• ПИСЬМЕННОЕ ЗАДАНИЕ
Процитируйте из документа отрывок от слов «Мною представлена в» до слов «указать на следующее.» включительно.

• ДОКУМЕНТ
════

Мною представлена в Цензуру корректура III главы моего исторического романа «Петр и Алексей», задержанной Цензурою. В виду сомнений, которые могут возбудить отдельные места и выражения, касающиеся преобразовательной деятельности Петра Великого, считаю необходимым указать на следующее.
Этот роман есть заключительная часть трилогии, первые две части которой уже появились несколько лет тому назад, как в подцензурных журналах, так и отдельными изданиями: I ч. «Смерть богов»; II ч. «Воскресшие боги».
В III ч. трилогии «Петр и Алексей», которая в настоящее время печатается в журнале «Новый Путь», главная цель моя показать культурное величие Петра и оправдать его в деле его с царевичем Алексеем, за которое возводились на Великого Преобразователя столь тяжкие и тем не менее неосновательные и легкомысленные обвинения. Но в видах исторического реализма и объективности я должен был для отражения обвинений этих дать им наибольшую остроту и силу, что и сделано мною в представляемой III кн. «Дневник царевича Алексея». Это как бы темные пятна на солнце славы Петра Великого.

════

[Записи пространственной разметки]
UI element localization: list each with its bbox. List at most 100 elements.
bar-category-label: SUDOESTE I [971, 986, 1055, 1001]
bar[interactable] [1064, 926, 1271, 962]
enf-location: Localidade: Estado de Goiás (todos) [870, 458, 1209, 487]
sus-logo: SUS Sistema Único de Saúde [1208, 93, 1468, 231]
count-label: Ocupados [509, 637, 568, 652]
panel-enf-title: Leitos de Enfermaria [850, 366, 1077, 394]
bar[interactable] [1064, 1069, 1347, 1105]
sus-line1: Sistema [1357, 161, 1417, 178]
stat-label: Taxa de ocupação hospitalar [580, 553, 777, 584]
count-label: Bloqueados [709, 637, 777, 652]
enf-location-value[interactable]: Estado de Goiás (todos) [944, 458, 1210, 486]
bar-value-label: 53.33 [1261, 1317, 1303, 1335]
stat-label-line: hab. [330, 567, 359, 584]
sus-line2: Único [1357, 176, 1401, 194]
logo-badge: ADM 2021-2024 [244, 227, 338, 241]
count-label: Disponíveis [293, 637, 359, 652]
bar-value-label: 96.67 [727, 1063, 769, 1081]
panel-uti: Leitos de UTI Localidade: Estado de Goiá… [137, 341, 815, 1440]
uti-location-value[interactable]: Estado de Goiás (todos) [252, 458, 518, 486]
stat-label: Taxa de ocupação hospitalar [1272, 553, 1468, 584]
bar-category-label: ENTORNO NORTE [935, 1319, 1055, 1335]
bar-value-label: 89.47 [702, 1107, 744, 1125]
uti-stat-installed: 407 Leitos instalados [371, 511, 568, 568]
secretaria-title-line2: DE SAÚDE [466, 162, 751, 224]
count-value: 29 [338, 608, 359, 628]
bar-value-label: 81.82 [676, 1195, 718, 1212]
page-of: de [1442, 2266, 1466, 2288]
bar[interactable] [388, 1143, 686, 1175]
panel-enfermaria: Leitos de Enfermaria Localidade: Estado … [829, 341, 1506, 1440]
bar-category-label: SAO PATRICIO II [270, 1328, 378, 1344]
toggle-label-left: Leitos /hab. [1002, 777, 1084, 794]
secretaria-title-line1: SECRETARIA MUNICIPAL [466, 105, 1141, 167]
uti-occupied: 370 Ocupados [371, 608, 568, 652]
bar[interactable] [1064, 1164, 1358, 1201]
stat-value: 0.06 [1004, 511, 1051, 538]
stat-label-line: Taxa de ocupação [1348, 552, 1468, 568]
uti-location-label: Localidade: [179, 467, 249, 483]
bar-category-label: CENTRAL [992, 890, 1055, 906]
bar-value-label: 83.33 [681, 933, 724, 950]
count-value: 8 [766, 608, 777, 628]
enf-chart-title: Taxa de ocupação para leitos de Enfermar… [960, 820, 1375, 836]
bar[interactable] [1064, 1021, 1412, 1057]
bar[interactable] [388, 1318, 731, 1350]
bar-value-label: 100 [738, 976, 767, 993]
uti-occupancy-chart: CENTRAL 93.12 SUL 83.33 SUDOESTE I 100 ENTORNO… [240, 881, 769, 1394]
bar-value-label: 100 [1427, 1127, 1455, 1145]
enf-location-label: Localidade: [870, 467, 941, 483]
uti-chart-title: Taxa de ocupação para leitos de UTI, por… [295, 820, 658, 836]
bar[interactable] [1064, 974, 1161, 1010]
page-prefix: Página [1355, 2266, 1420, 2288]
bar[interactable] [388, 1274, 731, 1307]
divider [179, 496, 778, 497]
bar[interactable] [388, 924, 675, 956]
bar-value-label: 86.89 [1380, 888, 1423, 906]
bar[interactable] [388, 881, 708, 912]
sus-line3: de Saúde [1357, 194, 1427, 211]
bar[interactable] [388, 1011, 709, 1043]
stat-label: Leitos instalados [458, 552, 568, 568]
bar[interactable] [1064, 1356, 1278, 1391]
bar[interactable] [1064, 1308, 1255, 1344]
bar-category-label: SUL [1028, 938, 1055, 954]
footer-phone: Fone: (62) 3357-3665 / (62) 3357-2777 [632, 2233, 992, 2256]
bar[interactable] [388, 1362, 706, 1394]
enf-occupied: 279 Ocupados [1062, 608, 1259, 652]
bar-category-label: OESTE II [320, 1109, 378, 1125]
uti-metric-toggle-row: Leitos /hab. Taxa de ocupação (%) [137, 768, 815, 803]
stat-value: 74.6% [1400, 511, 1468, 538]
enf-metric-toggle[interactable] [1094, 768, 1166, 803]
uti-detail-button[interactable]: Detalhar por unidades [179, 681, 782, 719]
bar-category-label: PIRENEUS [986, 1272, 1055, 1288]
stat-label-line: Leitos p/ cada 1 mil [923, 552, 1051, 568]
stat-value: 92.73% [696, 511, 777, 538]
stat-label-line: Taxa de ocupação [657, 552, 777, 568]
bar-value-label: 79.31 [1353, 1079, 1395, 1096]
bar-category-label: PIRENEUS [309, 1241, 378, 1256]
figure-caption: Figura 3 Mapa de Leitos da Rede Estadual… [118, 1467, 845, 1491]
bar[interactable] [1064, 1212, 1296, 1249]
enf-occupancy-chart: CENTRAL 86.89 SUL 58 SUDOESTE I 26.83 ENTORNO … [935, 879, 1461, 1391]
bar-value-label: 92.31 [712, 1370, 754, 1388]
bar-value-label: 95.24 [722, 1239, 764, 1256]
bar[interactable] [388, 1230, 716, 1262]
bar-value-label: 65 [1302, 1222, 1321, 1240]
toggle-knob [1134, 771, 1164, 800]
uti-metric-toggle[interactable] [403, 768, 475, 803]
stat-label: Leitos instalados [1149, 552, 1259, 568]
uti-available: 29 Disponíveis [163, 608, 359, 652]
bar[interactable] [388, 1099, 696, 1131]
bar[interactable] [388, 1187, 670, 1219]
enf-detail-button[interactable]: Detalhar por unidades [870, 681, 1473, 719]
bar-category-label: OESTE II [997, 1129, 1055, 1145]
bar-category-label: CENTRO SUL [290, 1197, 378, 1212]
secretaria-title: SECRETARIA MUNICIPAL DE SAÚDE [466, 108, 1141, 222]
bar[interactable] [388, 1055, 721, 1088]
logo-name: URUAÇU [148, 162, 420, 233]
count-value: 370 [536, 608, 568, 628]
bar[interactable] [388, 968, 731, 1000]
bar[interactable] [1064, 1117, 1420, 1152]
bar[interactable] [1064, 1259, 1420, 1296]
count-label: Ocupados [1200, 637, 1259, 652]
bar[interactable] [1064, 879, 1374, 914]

════

• ОТВЕТ
Мною представлена в Цензуру корректура III главы моего исторического романа «Петр и Алексей», задержанной Цензурою. В виду сомнений, которые могут возбудить отдельные места и выражения, касающиеся преобразовательной деятельности Петра Великого, считаю необходимым указать на следующее.